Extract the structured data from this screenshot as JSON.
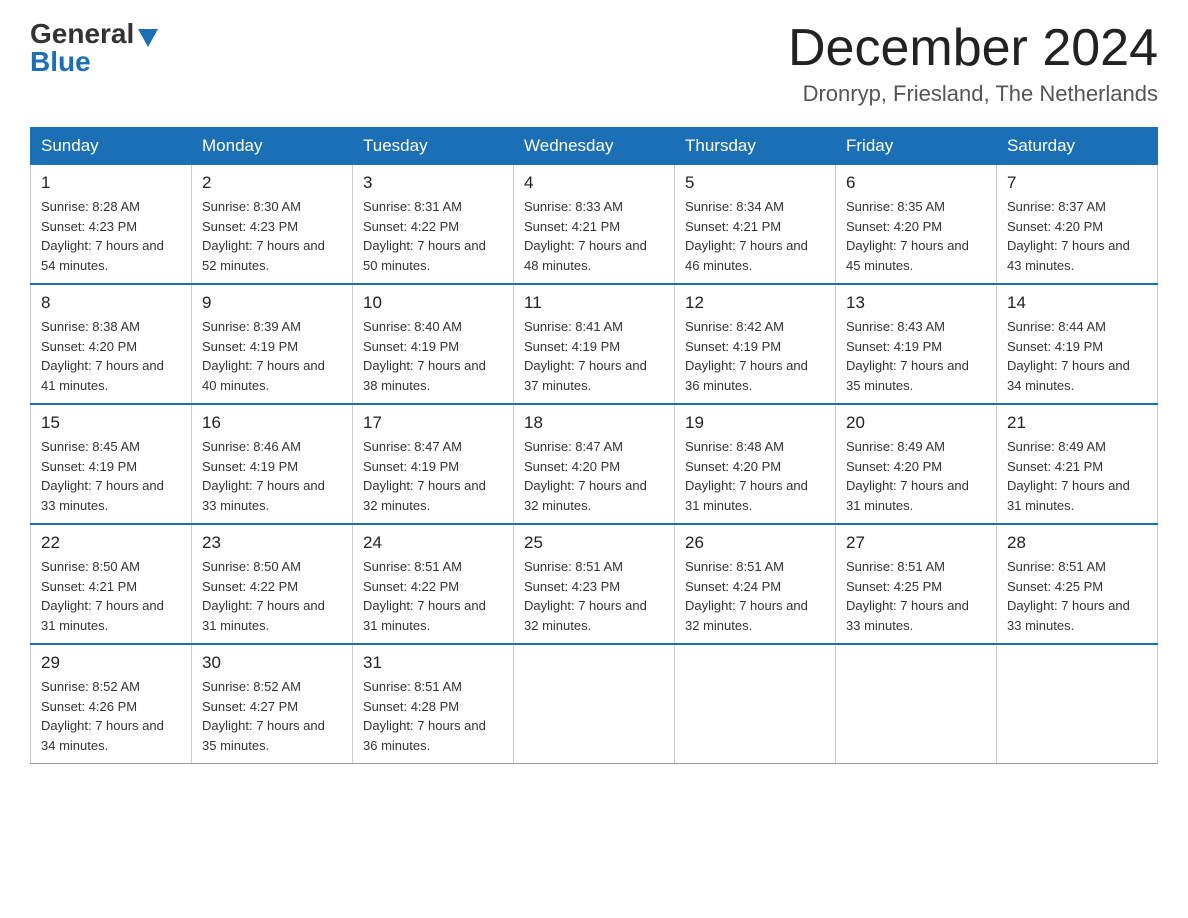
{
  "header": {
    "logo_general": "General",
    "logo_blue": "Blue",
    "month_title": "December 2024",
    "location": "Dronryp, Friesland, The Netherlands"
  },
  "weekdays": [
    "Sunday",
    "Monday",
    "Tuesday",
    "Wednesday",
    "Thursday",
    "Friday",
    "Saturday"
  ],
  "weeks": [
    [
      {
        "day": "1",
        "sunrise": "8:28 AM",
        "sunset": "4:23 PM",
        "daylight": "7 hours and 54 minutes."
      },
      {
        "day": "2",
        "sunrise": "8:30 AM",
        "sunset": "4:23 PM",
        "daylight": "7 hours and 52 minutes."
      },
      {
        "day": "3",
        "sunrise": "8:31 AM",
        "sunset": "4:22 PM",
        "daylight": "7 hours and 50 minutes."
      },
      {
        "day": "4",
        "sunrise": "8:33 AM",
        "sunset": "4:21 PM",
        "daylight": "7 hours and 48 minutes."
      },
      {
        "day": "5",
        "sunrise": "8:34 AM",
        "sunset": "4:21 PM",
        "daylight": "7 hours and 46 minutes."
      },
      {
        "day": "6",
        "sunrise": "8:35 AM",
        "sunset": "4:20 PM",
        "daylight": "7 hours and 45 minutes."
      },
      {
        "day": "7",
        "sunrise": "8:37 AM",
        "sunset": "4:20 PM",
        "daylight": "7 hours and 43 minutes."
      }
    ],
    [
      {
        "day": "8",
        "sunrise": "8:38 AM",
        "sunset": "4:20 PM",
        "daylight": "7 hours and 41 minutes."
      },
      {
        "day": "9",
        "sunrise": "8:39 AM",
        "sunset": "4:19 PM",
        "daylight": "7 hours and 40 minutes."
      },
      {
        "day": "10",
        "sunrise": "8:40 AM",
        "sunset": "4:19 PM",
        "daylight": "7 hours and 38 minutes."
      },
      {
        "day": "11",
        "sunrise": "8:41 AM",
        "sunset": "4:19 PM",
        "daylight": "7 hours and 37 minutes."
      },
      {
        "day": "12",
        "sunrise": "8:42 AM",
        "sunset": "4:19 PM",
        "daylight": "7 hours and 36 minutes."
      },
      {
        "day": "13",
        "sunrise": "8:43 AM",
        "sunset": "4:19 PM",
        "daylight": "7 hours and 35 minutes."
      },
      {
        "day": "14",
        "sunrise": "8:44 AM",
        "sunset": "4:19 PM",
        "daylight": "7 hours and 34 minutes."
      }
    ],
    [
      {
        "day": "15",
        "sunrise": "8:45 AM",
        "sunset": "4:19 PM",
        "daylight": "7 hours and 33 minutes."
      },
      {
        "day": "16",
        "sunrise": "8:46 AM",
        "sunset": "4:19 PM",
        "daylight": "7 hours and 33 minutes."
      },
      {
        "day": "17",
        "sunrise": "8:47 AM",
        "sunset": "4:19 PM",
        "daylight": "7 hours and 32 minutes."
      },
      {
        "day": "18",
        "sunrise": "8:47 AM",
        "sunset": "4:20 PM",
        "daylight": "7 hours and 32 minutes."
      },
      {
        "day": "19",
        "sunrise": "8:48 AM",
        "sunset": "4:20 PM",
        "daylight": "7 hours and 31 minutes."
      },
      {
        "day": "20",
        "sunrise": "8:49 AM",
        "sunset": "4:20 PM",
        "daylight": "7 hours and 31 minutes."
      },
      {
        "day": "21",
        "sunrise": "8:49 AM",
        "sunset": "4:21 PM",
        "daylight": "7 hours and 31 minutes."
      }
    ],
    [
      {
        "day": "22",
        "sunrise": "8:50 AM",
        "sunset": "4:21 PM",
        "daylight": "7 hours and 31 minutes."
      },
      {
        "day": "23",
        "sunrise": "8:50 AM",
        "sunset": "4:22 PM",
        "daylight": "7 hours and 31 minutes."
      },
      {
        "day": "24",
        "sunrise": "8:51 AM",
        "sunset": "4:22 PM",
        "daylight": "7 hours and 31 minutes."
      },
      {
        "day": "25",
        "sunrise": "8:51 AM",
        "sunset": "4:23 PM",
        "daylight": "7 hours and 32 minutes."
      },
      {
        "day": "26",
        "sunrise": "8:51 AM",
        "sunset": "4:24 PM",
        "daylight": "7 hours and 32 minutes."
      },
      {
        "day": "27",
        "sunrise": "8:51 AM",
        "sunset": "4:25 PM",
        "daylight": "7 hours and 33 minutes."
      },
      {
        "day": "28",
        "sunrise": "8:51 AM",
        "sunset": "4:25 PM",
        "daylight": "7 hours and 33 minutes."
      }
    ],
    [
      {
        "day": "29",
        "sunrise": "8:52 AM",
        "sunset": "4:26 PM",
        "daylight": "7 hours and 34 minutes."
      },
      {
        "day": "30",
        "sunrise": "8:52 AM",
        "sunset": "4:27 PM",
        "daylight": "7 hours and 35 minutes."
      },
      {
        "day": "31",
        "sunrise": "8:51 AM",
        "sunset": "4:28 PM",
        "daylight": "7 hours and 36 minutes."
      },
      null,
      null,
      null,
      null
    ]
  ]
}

════

## JOB
Output all of the records exactly as they appear above, but not the pictures.

## SOLVED EXERCISE
Extract the structured data from this screenshot as JSON.
{
  "header": {
    "logo_general": "General",
    "logo_blue": "Blue",
    "month_title": "December 2024",
    "location": "Dronryp, Friesland, The Netherlands"
  },
  "weekdays": [
    "Sunday",
    "Monday",
    "Tuesday",
    "Wednesday",
    "Thursday",
    "Friday",
    "Saturday"
  ],
  "weeks": [
    [
      {
        "day": "1",
        "sunrise": "8:28 AM",
        "sunset": "4:23 PM",
        "daylight": "7 hours and 54 minutes."
      },
      {
        "day": "2",
        "sunrise": "8:30 AM",
        "sunset": "4:23 PM",
        "daylight": "7 hours and 52 minutes."
      },
      {
        "day": "3",
        "sunrise": "8:31 AM",
        "sunset": "4:22 PM",
        "daylight": "7 hours and 50 minutes."
      },
      {
        "day": "4",
        "sunrise": "8:33 AM",
        "sunset": "4:21 PM",
        "daylight": "7 hours and 48 minutes."
      },
      {
        "day": "5",
        "sunrise": "8:34 AM",
        "sunset": "4:21 PM",
        "daylight": "7 hours and 46 minutes."
      },
      {
        "day": "6",
        "sunrise": "8:35 AM",
        "sunset": "4:20 PM",
        "daylight": "7 hours and 45 minutes."
      },
      {
        "day": "7",
        "sunrise": "8:37 AM",
        "sunset": "4:20 PM",
        "daylight": "7 hours and 43 minutes."
      }
    ],
    [
      {
        "day": "8",
        "sunrise": "8:38 AM",
        "sunset": "4:20 PM",
        "daylight": "7 hours and 41 minutes."
      },
      {
        "day": "9",
        "sunrise": "8:39 AM",
        "sunset": "4:19 PM",
        "daylight": "7 hours and 40 minutes."
      },
      {
        "day": "10",
        "sunrise": "8:40 AM",
        "sunset": "4:19 PM",
        "daylight": "7 hours and 38 minutes."
      },
      {
        "day": "11",
        "sunrise": "8:41 AM",
        "sunset": "4:19 PM",
        "daylight": "7 hours and 37 minutes."
      },
      {
        "day": "12",
        "sunrise": "8:42 AM",
        "sunset": "4:19 PM",
        "daylight": "7 hours and 36 minutes."
      },
      {
        "day": "13",
        "sunrise": "8:43 AM",
        "sunset": "4:19 PM",
        "daylight": "7 hours and 35 minutes."
      },
      {
        "day": "14",
        "sunrise": "8:44 AM",
        "sunset": "4:19 PM",
        "daylight": "7 hours and 34 minutes."
      }
    ],
    [
      {
        "day": "15",
        "sunrise": "8:45 AM",
        "sunset": "4:19 PM",
        "daylight": "7 hours and 33 minutes."
      },
      {
        "day": "16",
        "sunrise": "8:46 AM",
        "sunset": "4:19 PM",
        "daylight": "7 hours and 33 minutes."
      },
      {
        "day": "17",
        "sunrise": "8:47 AM",
        "sunset": "4:19 PM",
        "daylight": "7 hours and 32 minutes."
      },
      {
        "day": "18",
        "sunrise": "8:47 AM",
        "sunset": "4:20 PM",
        "daylight": "7 hours and 32 minutes."
      },
      {
        "day": "19",
        "sunrise": "8:48 AM",
        "sunset": "4:20 PM",
        "daylight": "7 hours and 31 minutes."
      },
      {
        "day": "20",
        "sunrise": "8:49 AM",
        "sunset": "4:20 PM",
        "daylight": "7 hours and 31 minutes."
      },
      {
        "day": "21",
        "sunrise": "8:49 AM",
        "sunset": "4:21 PM",
        "daylight": "7 hours and 31 minutes."
      }
    ],
    [
      {
        "day": "22",
        "sunrise": "8:50 AM",
        "sunset": "4:21 PM",
        "daylight": "7 hours and 31 minutes."
      },
      {
        "day": "23",
        "sunrise": "8:50 AM",
        "sunset": "4:22 PM",
        "daylight": "7 hours and 31 minutes."
      },
      {
        "day": "24",
        "sunrise": "8:51 AM",
        "sunset": "4:22 PM",
        "daylight": "7 hours and 31 minutes."
      },
      {
        "day": "25",
        "sunrise": "8:51 AM",
        "sunset": "4:23 PM",
        "daylight": "7 hours and 32 minutes."
      },
      {
        "day": "26",
        "sunrise": "8:51 AM",
        "sunset": "4:24 PM",
        "daylight": "7 hours and 32 minutes."
      },
      {
        "day": "27",
        "sunrise": "8:51 AM",
        "sunset": "4:25 PM",
        "daylight": "7 hours and 33 minutes."
      },
      {
        "day": "28",
        "sunrise": "8:51 AM",
        "sunset": "4:25 PM",
        "daylight": "7 hours and 33 minutes."
      }
    ],
    [
      {
        "day": "29",
        "sunrise": "8:52 AM",
        "sunset": "4:26 PM",
        "daylight": "7 hours and 34 minutes."
      },
      {
        "day": "30",
        "sunrise": "8:52 AM",
        "sunset": "4:27 PM",
        "daylight": "7 hours and 35 minutes."
      },
      {
        "day": "31",
        "sunrise": "8:51 AM",
        "sunset": "4:28 PM",
        "daylight": "7 hours and 36 minutes."
      },
      null,
      null,
      null,
      null
    ]
  ]
}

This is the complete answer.